TO BE DONE:
Retype the records that come next, word for word.

---- ENTRIES PROVIDED

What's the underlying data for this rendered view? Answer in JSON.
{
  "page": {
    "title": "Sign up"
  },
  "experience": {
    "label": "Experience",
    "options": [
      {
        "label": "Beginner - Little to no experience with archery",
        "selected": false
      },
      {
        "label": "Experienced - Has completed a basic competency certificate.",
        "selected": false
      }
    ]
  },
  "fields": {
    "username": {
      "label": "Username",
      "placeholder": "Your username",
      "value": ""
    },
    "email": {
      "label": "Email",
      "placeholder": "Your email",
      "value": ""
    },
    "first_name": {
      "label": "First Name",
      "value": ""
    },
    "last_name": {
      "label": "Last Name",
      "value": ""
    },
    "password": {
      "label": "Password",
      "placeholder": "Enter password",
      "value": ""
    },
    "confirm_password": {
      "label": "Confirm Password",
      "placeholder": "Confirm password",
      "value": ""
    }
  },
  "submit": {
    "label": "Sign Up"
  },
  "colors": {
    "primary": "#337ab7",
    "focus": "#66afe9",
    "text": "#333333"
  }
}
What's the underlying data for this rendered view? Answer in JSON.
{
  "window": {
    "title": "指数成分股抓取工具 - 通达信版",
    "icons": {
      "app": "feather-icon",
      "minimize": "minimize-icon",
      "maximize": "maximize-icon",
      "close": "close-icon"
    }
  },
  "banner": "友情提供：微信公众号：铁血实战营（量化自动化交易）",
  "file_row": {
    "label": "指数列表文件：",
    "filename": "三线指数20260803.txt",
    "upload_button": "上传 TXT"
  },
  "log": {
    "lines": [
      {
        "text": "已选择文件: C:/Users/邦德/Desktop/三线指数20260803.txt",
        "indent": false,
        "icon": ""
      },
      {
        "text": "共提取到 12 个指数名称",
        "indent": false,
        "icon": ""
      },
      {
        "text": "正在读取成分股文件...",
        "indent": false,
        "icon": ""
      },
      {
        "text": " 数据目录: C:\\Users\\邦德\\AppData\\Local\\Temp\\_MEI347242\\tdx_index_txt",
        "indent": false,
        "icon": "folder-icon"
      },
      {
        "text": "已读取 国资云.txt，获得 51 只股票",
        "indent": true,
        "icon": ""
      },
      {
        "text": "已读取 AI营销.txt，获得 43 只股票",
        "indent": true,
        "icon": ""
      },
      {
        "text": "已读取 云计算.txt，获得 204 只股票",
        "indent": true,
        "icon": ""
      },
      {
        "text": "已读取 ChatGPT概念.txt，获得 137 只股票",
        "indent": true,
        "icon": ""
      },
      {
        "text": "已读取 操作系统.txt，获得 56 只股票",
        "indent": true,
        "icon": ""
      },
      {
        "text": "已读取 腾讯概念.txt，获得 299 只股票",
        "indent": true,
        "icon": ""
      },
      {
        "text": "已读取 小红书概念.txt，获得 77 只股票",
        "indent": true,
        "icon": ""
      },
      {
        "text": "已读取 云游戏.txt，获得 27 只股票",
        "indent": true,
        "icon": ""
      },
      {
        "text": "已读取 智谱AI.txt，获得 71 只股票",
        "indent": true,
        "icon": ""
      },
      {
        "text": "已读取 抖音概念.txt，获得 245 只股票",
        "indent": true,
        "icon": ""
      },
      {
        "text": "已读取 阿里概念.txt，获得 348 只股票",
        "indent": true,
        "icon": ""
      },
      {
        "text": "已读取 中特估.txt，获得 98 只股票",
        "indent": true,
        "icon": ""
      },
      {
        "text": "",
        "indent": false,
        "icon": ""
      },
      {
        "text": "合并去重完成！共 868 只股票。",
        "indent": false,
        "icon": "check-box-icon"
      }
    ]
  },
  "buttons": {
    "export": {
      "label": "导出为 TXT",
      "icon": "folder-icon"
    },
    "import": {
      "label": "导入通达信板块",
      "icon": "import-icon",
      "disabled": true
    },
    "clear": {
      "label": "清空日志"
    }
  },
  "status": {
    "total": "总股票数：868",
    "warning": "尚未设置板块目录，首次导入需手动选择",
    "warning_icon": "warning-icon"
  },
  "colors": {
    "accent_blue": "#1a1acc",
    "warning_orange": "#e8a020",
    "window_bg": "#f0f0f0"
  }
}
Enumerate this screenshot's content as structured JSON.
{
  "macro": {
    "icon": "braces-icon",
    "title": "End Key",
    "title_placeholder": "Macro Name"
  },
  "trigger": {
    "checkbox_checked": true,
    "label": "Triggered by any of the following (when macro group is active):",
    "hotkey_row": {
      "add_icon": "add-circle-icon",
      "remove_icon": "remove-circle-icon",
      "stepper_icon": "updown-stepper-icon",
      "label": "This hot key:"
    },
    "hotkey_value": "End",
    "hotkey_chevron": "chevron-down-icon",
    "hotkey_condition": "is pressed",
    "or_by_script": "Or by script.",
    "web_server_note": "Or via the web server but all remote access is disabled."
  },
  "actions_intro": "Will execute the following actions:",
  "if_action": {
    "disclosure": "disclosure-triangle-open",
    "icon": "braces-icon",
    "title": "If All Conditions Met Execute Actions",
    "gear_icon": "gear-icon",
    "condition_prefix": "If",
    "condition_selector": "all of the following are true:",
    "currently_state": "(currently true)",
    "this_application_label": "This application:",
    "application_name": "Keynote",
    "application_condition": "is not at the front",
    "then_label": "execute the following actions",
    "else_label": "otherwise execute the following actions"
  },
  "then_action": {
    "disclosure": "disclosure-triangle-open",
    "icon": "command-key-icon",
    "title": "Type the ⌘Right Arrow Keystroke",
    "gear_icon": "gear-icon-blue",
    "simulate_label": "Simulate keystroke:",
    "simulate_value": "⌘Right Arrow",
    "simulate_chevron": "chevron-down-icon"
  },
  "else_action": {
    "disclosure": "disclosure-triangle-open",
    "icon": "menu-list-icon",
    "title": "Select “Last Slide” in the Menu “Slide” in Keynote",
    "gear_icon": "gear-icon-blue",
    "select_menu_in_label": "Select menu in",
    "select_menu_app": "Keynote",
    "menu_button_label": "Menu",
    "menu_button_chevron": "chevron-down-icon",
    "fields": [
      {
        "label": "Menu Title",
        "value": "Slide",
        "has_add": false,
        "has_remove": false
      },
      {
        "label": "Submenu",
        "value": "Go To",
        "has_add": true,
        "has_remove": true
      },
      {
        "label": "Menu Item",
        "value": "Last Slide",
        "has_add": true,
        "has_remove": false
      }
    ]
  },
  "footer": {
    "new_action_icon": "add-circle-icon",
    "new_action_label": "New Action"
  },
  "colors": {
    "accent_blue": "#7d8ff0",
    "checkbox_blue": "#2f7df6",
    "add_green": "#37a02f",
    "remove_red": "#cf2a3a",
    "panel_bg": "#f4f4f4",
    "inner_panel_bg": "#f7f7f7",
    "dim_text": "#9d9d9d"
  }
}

--------

THE COMPLETED TASK:
What's the underlying data for this rendered view? Answer in JSON.
{
  "page": {
    "title": "Sign up"
  },
  "experience": {
    "label": "Experience",
    "options": [
      {
        "label": "Beginner - Little to no experience with archery",
        "selected": false
      },
      {
        "label": "Experienced - Has completed a basic competency certificate.",
        "selected": false
      }
    ]
  },
  "fields": {
    "username": {
      "label": "Username",
      "placeholder": "Your username",
      "value": ""
    },
    "email": {
      "label": "Email",
      "placeholder": "Your email",
      "value": ""
    },
    "first_name": {
      "label": "First Name",
      "value": ""
    },
    "last_name": {
      "label": "Last Name",
      "value": ""
    },
    "password": {
      "label": "Password",
      "placeholder": "Enter password",
      "value": ""
    },
    "confirm_password": {
      "label": "Confirm Password",
      "placeholder": "Confirm password",
      "value": ""
    }
  },
  "submit": {
    "label": "Sign Up"
  },
  "colors": {
    "primary": "#337ab7",
    "focus": "#66afe9",
    "text": "#333333"
  }
}
What's the underlying data for this rendered view? Answer in JSON.
{
  "window": {
    "title": "指数成分股抓取工具 - 通达信版",
    "icons": {
      "app": "feather-icon",
      "minimize": "minimize-icon",
      "maximize": "maximize-icon",
      "close": "close-icon"
    }
  },
  "banner": "友情提供：微信公众号：铁血实战营（量化自动化交易）",
  "file_row": {
    "label": "指数列表文件：",
    "filename": "三线指数20260803.txt",
    "upload_button": "上传 TXT"
  },
  "log": {
    "lines": [
      {
        "text": "已选择文件: C:/Users/邦德/Desktop/三线指数20260803.txt",
        "indent": false,
        "icon": ""
      },
      {
        "text": "共提取到 12 个指数名称",
        "indent": false,
        "icon": ""
      },
      {
        "text": "正在读取成分股文件...",
        "indent": false,
        "icon": ""
      },
      {
        "text": " 数据目录: C:\\Users\\邦德\\AppData\\Local\\Temp\\_MEI347242\\tdx_index_txt",
        "indent": false,
        "icon": "folder-icon"
      },
      {
        "text": "已读取 国资云.txt，获得 51 只股票",
        "indent": true,
        "icon": ""
      },
      {
        "text": "已读取 AI营销.txt，获得 43 只股票",
        "indent": true,
        "icon": ""
      },
      {
        "text": "已读取 云计算.txt，获得 204 只股票",
        "indent": true,
        "icon": ""
      },
      {
        "text": "已读取 ChatGPT概念.txt，获得 137 只股票",
        "indent": true,
        "icon": ""
      },
      {
        "text": "已读取 操作系统.txt，获得 56 只股票",
        "indent": true,
        "icon": ""
      },
      {
        "text": "已读取 腾讯概念.txt，获得 299 只股票",
        "indent": true,
        "icon": ""
      },
      {
        "text": "已读取 小红书概念.txt，获得 77 只股票",
        "indent": true,
        "icon": ""
      },
      {
        "text": "已读取 云游戏.txt，获得 27 只股票",
        "indent": true,
        "icon": ""
      },
      {
        "text": "已读取 智谱AI.txt，获得 71 只股票",
        "indent": true,
        "icon": ""
      },
      {
        "text": "已读取 抖音概念.txt，获得 245 只股票",
        "indent": true,
        "icon": ""
      },
      {
        "text": "已读取 阿里概念.txt，获得 348 只股票",
        "indent": true,
        "icon": ""
      },
      {
        "text": "已读取 中特估.txt，获得 98 只股票",
        "indent": true,
        "icon": ""
      },
      {
        "text": "",
        "indent": false,
        "icon": ""
      },
      {
        "text": "合并去重完成！共 868 只股票。",
        "indent": false,
        "icon": "check-box-icon"
      }
    ]
  },
  "buttons": {
    "export": {
      "label": "导出为 TXT",
      "icon": "folder-icon"
    },
    "import": {
      "label": "导入通达信板块",
      "icon": "import-icon",
      "disabled": true
    },
    "clear": {
      "label": "清空日志"
    }
  },
  "status": {
    "total": "总股票数：868",
    "warning": "尚未设置板块目录，首次导入需手动选择",
    "warning_icon": "warning-icon"
  },
  "colors": {
    "accent_blue": "#1a1acc",
    "warning_orange": "#e8a020",
    "window_bg": "#f0f0f0"
  }
}
Enumerate this screenshot's content as structured JSON.
{
  "macro": {
    "icon": "braces-icon",
    "title": "End Key",
    "title_placeholder": "Macro Name"
  },
  "trigger": {
    "checkbox_checked": true,
    "label": "Triggered by any of the following (when macro group is active):",
    "hotkey_row": {
      "add_icon": "add-circle-icon",
      "remove_icon": "remove-circle-icon",
      "stepper_icon": "updown-stepper-icon",
      "label": "This hot key:"
    },
    "hotkey_value": "End",
    "hotkey_chevron": "chevron-down-icon",
    "hotkey_condition": "is pressed",
    "or_by_script": "Or by script.",
    "web_server_note": "Or via the web server but all remote access is disabled."
  },
  "actions_intro": "Will execute the following actions:",
  "if_action": {
    "disclosure": "disclosure-triangle-open",
    "icon": "braces-icon",
    "title": "If All Conditions Met Execute Actions",
    "gear_icon": "gear-icon",
    "condition_prefix": "If",
    "condition_selector": "all of the following are true:",
    "currently_state": "(currently true)",
    "this_application_label": "This application:",
    "application_name": "Keynote",
    "application_condition": "is not at the front",
    "then_label": "execute the following actions",
    "else_label": "otherwise execute the following actions"
  },
  "then_action": {
    "disclosure": "disclosure-triangle-open",
    "icon": "command-key-icon",
    "title": "Type the ⌘Right Arrow Keystroke",
    "gear_icon": "gear-icon-blue",
    "simulate_label": "Simulate keystroke:",
    "simulate_value": "⌘Right Arrow",
    "simulate_chevron": "chevron-down-icon"
  },
  "else_action": {
    "disclosure": "disclosure-triangle-open",
    "icon": "menu-list-icon",
    "title": "Select “Last Slide” in the Menu “Slide” in Keynote",
    "gear_icon": "gear-icon-blue",
    "select_menu_in_label": "Select menu in",
    "select_menu_app": "Keynote",
    "menu_button_label": "Menu",
    "menu_button_chevron": "chevron-down-icon",
    "fields": [
      {
        "label": "Menu Title",
        "value": "Slide",
        "has_add": false,
        "has_remove": false
      },
      {
        "label": "Submenu",
        "value": "Go To",
        "has_add": true,
        "has_remove": true
      },
      {
        "label": "Menu Item",
        "value": "Last Slide",
        "has_add": true,
        "has_remove": false
      }
    ]
  },
  "footer": {
    "new_action_icon": "add-circle-icon",
    "new_action_label": "New Action"
  },
  "colors": {
    "accent_blue": "#7d8ff0",
    "checkbox_blue": "#2f7df6",
    "add_green": "#37a02f",
    "remove_red": "#cf2a3a",
    "panel_bg": "#f4f4f4",
    "inner_panel_bg": "#f7f7f7",
    "dim_text": "#9d9d9d"
  }
}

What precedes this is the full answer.